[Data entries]
________________________

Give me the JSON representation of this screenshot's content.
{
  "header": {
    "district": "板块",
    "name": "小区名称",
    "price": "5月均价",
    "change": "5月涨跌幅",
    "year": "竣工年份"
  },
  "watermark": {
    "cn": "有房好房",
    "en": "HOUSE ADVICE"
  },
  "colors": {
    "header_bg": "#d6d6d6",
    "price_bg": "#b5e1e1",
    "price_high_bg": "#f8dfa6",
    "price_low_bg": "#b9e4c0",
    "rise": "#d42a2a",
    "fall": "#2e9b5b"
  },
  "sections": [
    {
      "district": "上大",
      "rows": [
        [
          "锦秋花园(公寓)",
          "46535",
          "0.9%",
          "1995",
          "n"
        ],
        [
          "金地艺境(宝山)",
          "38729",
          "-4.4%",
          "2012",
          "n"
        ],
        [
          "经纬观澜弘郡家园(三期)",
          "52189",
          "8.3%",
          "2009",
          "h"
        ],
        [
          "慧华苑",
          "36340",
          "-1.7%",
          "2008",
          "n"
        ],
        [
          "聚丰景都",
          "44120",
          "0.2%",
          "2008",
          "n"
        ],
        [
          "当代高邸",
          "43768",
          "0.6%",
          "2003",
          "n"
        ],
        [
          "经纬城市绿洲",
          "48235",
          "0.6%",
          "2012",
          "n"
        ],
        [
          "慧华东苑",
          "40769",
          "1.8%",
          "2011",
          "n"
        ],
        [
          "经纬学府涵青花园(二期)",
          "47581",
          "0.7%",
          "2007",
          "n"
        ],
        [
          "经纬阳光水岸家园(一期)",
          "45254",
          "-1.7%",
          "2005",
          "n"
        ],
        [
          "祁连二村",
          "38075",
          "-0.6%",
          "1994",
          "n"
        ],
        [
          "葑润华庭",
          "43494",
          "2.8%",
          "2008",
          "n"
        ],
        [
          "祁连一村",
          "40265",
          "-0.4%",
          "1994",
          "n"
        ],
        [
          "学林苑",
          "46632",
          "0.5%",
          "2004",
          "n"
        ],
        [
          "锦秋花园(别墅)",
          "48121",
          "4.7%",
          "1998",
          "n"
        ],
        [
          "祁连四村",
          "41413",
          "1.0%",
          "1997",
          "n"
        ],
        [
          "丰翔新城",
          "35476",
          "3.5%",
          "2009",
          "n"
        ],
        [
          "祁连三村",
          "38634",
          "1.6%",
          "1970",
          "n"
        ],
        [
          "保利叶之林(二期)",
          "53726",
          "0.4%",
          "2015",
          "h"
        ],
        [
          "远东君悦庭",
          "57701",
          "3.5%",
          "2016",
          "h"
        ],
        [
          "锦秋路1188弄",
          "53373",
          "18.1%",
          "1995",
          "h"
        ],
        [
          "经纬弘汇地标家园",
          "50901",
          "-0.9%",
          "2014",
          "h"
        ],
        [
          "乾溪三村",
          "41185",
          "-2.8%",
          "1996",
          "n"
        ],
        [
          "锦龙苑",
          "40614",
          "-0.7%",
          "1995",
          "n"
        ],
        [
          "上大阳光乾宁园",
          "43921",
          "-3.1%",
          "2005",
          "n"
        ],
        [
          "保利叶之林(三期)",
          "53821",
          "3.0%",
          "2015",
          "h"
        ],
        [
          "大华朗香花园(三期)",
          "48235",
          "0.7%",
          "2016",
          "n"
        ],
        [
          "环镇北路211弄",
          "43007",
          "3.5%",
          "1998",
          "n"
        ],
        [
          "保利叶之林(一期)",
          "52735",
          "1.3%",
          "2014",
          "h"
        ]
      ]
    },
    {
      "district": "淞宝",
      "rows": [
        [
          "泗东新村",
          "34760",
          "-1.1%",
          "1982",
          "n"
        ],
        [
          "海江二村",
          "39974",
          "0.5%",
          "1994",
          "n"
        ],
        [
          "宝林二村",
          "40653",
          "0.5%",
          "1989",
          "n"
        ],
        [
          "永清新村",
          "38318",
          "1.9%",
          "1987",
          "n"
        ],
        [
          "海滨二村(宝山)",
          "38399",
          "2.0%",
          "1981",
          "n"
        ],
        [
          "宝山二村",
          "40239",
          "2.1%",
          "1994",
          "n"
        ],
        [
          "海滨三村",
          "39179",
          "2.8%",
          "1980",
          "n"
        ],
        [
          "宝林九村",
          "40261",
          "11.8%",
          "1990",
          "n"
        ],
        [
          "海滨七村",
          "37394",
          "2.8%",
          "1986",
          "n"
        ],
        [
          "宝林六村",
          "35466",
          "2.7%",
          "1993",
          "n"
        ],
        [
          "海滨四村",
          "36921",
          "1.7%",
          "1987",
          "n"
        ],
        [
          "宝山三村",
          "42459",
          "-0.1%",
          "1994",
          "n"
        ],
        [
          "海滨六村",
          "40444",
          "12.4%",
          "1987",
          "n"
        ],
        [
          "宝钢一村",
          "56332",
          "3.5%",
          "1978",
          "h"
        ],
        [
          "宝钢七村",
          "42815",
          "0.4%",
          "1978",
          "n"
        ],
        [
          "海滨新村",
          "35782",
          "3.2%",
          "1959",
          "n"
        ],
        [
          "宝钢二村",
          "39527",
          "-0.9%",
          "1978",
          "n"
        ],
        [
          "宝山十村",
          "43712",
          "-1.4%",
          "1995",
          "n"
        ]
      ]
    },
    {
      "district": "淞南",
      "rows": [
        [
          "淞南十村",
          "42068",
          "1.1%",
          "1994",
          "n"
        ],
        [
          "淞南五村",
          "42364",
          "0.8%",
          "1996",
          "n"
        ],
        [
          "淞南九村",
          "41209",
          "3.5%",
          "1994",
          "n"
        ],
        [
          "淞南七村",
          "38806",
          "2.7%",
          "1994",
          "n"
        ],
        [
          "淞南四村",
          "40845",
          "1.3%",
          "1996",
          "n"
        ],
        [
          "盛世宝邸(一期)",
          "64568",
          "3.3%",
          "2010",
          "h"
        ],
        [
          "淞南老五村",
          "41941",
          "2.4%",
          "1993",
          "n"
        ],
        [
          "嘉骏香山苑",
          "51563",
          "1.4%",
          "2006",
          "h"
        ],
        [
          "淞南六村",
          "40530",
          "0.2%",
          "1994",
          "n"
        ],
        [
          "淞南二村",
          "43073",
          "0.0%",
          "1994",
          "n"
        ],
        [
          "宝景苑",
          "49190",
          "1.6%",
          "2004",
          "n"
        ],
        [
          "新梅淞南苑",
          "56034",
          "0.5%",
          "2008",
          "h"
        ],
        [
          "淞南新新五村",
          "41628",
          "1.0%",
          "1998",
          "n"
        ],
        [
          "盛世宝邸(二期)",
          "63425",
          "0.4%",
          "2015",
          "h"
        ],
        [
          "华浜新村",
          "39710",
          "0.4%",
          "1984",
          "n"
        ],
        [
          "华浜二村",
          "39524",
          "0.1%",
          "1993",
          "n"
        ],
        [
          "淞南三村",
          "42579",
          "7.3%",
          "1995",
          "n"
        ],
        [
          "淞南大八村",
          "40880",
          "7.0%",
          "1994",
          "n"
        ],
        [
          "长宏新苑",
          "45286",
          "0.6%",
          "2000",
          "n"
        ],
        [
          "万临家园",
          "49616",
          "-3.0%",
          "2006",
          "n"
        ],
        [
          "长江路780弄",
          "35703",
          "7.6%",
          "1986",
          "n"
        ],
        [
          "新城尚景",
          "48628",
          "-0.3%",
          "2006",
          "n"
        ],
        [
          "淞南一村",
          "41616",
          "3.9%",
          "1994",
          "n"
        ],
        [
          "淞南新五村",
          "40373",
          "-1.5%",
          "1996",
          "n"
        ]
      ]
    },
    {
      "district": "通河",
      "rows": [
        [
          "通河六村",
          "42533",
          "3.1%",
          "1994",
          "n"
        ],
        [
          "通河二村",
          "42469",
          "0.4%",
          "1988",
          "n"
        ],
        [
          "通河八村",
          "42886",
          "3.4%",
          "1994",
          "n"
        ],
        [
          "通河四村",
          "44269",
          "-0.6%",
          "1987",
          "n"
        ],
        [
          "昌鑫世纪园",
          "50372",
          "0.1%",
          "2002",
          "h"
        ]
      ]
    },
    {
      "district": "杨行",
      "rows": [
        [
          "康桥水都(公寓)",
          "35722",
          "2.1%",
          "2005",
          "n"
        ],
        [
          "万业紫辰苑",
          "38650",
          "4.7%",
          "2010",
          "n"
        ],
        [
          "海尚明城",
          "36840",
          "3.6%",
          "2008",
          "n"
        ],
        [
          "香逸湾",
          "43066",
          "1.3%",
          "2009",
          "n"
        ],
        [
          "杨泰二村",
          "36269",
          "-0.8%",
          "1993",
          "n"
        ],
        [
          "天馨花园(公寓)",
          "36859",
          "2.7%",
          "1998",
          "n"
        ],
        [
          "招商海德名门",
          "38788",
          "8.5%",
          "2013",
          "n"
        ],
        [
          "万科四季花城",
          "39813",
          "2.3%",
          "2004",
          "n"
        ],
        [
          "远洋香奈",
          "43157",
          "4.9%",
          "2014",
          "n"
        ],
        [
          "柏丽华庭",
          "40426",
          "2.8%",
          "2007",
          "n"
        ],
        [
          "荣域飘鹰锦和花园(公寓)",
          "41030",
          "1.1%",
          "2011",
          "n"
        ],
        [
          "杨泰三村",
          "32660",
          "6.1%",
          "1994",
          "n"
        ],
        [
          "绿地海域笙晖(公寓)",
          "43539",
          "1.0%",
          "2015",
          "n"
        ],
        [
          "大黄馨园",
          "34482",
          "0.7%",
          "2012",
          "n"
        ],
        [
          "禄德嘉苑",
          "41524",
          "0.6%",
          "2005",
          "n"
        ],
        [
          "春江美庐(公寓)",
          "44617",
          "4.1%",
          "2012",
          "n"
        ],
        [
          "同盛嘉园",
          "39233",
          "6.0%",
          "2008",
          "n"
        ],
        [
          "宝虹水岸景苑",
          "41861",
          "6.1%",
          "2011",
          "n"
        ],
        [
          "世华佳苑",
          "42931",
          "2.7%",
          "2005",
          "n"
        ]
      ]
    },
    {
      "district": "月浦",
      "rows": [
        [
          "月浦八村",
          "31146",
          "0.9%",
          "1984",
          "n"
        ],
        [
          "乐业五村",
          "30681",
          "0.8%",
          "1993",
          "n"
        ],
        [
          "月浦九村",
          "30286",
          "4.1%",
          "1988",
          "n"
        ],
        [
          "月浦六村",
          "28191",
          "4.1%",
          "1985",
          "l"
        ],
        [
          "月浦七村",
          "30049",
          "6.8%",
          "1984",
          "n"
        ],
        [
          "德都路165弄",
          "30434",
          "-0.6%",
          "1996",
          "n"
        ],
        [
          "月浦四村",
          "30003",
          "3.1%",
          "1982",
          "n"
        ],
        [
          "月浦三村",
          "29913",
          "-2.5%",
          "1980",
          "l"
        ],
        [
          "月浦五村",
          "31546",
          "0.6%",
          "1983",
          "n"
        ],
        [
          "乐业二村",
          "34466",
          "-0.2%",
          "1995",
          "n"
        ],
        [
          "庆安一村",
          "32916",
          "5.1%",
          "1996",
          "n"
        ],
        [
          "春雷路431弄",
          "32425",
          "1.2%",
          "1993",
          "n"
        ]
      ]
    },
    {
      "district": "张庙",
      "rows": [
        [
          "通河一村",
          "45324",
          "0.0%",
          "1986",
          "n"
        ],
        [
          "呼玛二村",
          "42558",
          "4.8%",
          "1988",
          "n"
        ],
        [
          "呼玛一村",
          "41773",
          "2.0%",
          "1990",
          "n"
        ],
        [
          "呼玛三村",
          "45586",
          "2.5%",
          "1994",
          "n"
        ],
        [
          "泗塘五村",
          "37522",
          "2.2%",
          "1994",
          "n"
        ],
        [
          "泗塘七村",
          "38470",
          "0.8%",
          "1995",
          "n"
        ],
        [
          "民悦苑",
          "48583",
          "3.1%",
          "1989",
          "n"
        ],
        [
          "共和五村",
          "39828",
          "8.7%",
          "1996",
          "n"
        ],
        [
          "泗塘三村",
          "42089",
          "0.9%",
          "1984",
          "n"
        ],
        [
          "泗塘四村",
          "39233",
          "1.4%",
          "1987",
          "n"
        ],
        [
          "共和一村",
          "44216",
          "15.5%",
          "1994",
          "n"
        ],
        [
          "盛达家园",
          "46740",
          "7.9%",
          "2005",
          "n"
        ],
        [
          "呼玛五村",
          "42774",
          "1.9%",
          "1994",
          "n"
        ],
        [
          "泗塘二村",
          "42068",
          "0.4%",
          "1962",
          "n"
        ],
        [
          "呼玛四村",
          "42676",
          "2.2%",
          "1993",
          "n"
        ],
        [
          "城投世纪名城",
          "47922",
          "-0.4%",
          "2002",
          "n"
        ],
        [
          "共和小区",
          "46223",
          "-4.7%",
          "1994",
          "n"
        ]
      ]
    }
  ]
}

________________________

* [Aim of the exercise]
Look through the entries above and report each line where the string "district" occurs.

* [Task solution]
    "district": "板块",
      "district": "上大",
      "district": "淞宝",
      "district": "淞南",
      "district": "通河",
      "district": "杨行",
      "district": "月浦",
      "district": "张庙",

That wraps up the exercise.